[begin Excerpted data]

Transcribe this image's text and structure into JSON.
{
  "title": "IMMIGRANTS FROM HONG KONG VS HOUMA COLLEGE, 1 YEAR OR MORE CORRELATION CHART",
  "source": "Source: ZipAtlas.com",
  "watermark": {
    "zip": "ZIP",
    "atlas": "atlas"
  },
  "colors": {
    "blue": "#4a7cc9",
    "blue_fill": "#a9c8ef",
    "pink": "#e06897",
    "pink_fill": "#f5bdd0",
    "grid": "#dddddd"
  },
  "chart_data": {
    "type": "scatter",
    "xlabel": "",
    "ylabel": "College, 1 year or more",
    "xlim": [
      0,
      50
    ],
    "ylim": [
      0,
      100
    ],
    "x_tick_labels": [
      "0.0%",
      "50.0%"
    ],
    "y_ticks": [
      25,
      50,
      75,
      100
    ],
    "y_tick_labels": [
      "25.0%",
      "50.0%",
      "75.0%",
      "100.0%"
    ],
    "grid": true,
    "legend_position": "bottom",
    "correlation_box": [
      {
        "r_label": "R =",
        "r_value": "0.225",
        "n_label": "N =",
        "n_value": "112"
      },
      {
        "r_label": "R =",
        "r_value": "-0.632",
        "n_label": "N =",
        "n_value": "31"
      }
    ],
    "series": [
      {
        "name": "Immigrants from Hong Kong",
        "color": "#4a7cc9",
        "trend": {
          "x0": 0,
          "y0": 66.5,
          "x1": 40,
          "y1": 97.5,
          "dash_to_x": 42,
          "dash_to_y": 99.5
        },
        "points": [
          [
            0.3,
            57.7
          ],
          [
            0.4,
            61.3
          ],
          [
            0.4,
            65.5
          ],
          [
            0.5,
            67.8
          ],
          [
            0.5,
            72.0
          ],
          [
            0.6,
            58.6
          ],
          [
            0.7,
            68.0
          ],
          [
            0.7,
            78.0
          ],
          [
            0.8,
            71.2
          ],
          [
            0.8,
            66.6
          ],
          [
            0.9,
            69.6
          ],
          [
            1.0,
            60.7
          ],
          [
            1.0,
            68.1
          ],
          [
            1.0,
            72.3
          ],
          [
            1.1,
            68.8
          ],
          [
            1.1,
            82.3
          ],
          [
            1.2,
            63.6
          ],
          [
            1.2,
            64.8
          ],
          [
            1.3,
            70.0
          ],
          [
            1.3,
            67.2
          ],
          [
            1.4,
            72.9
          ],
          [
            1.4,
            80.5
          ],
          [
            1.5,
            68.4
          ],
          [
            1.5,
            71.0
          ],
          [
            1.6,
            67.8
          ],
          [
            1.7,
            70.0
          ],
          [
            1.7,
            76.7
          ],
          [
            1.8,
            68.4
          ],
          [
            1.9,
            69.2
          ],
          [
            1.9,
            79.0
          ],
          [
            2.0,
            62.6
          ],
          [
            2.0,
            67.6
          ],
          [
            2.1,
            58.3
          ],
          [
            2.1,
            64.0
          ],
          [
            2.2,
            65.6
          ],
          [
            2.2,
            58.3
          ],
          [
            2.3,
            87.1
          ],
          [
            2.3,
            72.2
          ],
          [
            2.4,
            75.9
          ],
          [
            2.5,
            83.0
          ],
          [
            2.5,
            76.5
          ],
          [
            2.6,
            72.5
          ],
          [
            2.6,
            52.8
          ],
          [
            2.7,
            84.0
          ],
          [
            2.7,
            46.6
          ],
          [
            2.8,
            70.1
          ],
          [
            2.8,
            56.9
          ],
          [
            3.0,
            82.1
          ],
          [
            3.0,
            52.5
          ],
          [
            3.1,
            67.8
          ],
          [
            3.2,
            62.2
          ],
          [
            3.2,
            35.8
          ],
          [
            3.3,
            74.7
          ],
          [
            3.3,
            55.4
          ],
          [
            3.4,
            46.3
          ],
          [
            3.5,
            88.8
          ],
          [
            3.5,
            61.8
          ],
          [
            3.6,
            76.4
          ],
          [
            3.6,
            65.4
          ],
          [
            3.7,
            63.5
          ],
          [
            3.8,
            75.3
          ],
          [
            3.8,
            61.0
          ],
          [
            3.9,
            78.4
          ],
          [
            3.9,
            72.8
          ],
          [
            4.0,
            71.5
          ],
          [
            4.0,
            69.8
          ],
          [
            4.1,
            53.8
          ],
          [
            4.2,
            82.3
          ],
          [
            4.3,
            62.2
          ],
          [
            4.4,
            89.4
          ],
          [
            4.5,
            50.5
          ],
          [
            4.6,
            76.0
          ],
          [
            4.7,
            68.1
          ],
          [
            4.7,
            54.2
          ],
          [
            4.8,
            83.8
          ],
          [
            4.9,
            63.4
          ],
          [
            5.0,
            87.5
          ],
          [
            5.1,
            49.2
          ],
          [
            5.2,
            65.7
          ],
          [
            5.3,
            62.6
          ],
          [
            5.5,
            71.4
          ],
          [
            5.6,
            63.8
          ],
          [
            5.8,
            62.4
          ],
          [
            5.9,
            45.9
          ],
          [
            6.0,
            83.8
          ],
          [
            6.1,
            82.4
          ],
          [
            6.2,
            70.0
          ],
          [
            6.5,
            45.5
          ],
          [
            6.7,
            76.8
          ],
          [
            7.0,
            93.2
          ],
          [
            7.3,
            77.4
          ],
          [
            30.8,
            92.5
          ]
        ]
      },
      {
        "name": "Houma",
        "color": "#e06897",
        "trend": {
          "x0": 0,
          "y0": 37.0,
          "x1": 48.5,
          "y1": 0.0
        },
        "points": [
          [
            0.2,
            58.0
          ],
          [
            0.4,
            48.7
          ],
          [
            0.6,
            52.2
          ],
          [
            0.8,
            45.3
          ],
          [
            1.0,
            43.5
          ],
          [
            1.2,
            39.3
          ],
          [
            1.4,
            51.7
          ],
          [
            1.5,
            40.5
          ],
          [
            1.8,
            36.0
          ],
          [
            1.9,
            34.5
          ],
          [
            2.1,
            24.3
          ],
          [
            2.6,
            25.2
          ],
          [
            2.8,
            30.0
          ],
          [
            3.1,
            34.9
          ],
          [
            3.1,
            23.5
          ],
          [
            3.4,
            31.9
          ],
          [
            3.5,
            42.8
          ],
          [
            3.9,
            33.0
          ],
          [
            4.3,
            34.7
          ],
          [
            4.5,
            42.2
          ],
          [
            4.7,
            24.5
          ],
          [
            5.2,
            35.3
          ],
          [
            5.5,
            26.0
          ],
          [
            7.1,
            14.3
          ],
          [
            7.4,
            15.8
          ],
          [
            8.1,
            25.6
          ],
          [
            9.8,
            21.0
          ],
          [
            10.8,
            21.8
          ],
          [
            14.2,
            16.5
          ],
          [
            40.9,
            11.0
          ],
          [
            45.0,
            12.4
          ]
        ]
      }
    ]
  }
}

[end Excerpted data]

→ **Stated goal**
Give the entries again in full, exactly as they are written.

→ **Result for this task**
Transcribe this image's text and structure into JSON.
{
  "title": "IMMIGRANTS FROM HONG KONG VS HOUMA COLLEGE, 1 YEAR OR MORE CORRELATION CHART",
  "source": "Source: ZipAtlas.com",
  "watermark": {
    "zip": "ZIP",
    "atlas": "atlas"
  },
  "colors": {
    "blue": "#4a7cc9",
    "blue_fill": "#a9c8ef",
    "pink": "#e06897",
    "pink_fill": "#f5bdd0",
    "grid": "#dddddd"
  },
  "chart_data": {
    "type": "scatter",
    "xlabel": "",
    "ylabel": "College, 1 year or more",
    "xlim": [
      0,
      50
    ],
    "ylim": [
      0,
      100
    ],
    "x_tick_labels": [
      "0.0%",
      "50.0%"
    ],
    "y_ticks": [
      25,
      50,
      75,
      100
    ],
    "y_tick_labels": [
      "25.0%",
      "50.0%",
      "75.0%",
      "100.0%"
    ],
    "grid": true,
    "legend_position": "bottom",
    "correlation_box": [
      {
        "r_label": "R =",
        "r_value": "0.225",
        "n_label": "N =",
        "n_value": "112"
      },
      {
        "r_label": "R =",
        "r_value": "-0.632",
        "n_label": "N =",
        "n_value": "31"
      }
    ],
    "series": [
      {
        "name": "Immigrants from Hong Kong",
        "color": "#4a7cc9",
        "trend": {
          "x0": 0,
          "y0": 66.5,
          "x1": 40,
          "y1": 97.5,
          "dash_to_x": 42,
          "dash_to_y": 99.5
        },
        "points": [
          [
            0.3,
            57.7
          ],
          [
            0.4,
            61.3
          ],
          [
            0.4,
            65.5
          ],
          [
            0.5,
            67.8
          ],
          [
            0.5,
            72.0
          ],
          [
            0.6,
            58.6
          ],
          [
            0.7,
            68.0
          ],
          [
            0.7,
            78.0
          ],
          [
            0.8,
            71.2
          ],
          [
            0.8,
            66.6
          ],
          [
            0.9,
            69.6
          ],
          [
            1.0,
            60.7
          ],
          [
            1.0,
            68.1
          ],
          [
            1.0,
            72.3
          ],
          [
            1.1,
            68.8
          ],
          [
            1.1,
            82.3
          ],
          [
            1.2,
            63.6
          ],
          [
            1.2,
            64.8
          ],
          [
            1.3,
            70.0
          ],
          [
            1.3,
            67.2
          ],
          [
            1.4,
            72.9
          ],
          [
            1.4,
            80.5
          ],
          [
            1.5,
            68.4
          ],
          [
            1.5,
            71.0
          ],
          [
            1.6,
            67.8
          ],
          [
            1.7,
            70.0
          ],
          [
            1.7,
            76.7
          ],
          [
            1.8,
            68.4
          ],
          [
            1.9,
            69.2
          ],
          [
            1.9,
            79.0
          ],
          [
            2.0,
            62.6
          ],
          [
            2.0,
            67.6
          ],
          [
            2.1,
            58.3
          ],
          [
            2.1,
            64.0
          ],
          [
            2.2,
            65.6
          ],
          [
            2.2,
            58.3
          ],
          [
            2.3,
            87.1
          ],
          [
            2.3,
            72.2
          ],
          [
            2.4,
            75.9
          ],
          [
            2.5,
            83.0
          ],
          [
            2.5,
            76.5
          ],
          [
            2.6,
            72.5
          ],
          [
            2.6,
            52.8
          ],
          [
            2.7,
            84.0
          ],
          [
            2.7,
            46.6
          ],
          [
            2.8,
            70.1
          ],
          [
            2.8,
            56.9
          ],
          [
            3.0,
            82.1
          ],
          [
            3.0,
            52.5
          ],
          [
            3.1,
            67.8
          ],
          [
            3.2,
            62.2
          ],
          [
            3.2,
            35.8
          ],
          [
            3.3,
            74.7
          ],
          [
            3.3,
            55.4
          ],
          [
            3.4,
            46.3
          ],
          [
            3.5,
            88.8
          ],
          [
            3.5,
            61.8
          ],
          [
            3.6,
            76.4
          ],
          [
            3.6,
            65.4
          ],
          [
            3.7,
            63.5
          ],
          [
            3.8,
            75.3
          ],
          [
            3.8,
            61.0
          ],
          [
            3.9,
            78.4
          ],
          [
            3.9,
            72.8
          ],
          [
            4.0,
            71.5
          ],
          [
            4.0,
            69.8
          ],
          [
            4.1,
            53.8
          ],
          [
            4.2,
            82.3
          ],
          [
            4.3,
            62.2
          ],
          [
            4.4,
            89.4
          ],
          [
            4.5,
            50.5
          ],
          [
            4.6,
            76.0
          ],
          [
            4.7,
            68.1
          ],
          [
            4.7,
            54.2
          ],
          [
            4.8,
            83.8
          ],
          [
            4.9,
            63.4
          ],
          [
            5.0,
            87.5
          ],
          [
            5.1,
            49.2
          ],
          [
            5.2,
            65.7
          ],
          [
            5.3,
            62.6
          ],
          [
            5.5,
            71.4
          ],
          [
            5.6,
            63.8
          ],
          [
            5.8,
            62.4
          ],
          [
            5.9,
            45.9
          ],
          [
            6.0,
            83.8
          ],
          [
            6.1,
            82.4
          ],
          [
            6.2,
            70.0
          ],
          [
            6.5,
            45.5
          ],
          [
            6.7,
            76.8
          ],
          [
            7.0,
            93.2
          ],
          [
            7.3,
            77.4
          ],
          [
            30.8,
            92.5
          ]
        ]
      },
      {
        "name": "Houma",
        "color": "#e06897",
        "trend": {
          "x0": 0,
          "y0": 37.0,
          "x1": 48.5,
          "y1": 0.0
        },
        "points": [
          [
            0.2,
            58.0
          ],
          [
            0.4,
            48.7
          ],
          [
            0.6,
            52.2
          ],
          [
            0.8,
            45.3
          ],
          [
            1.0,
            43.5
          ],
          [
            1.2,
            39.3
          ],
          [
            1.4,
            51.7
          ],
          [
            1.5,
            40.5
          ],
          [
            1.8,
            36.0
          ],
          [
            1.9,
            34.5
          ],
          [
            2.1,
            24.3
          ],
          [
            2.6,
            25.2
          ],
          [
            2.8,
            30.0
          ],
          [
            3.1,
            34.9
          ],
          [
            3.1,
            23.5
          ],
          [
            3.4,
            31.9
          ],
          [
            3.5,
            42.8
          ],
          [
            3.9,
            33.0
          ],
          [
            4.3,
            34.7
          ],
          [
            4.5,
            42.2
          ],
          [
            4.7,
            24.5
          ],
          [
            5.2,
            35.3
          ],
          [
            5.5,
            26.0
          ],
          [
            7.1,
            14.3
          ],
          [
            7.4,
            15.8
          ],
          [
            8.1,
            25.6
          ],
          [
            9.8,
            21.0
          ],
          [
            10.8,
            21.8
          ],
          [
            14.2,
            16.5
          ],
          [
            40.9,
            11.0
          ],
          [
            45.0,
            12.4
          ]
        ]
      }
    ]
  }
}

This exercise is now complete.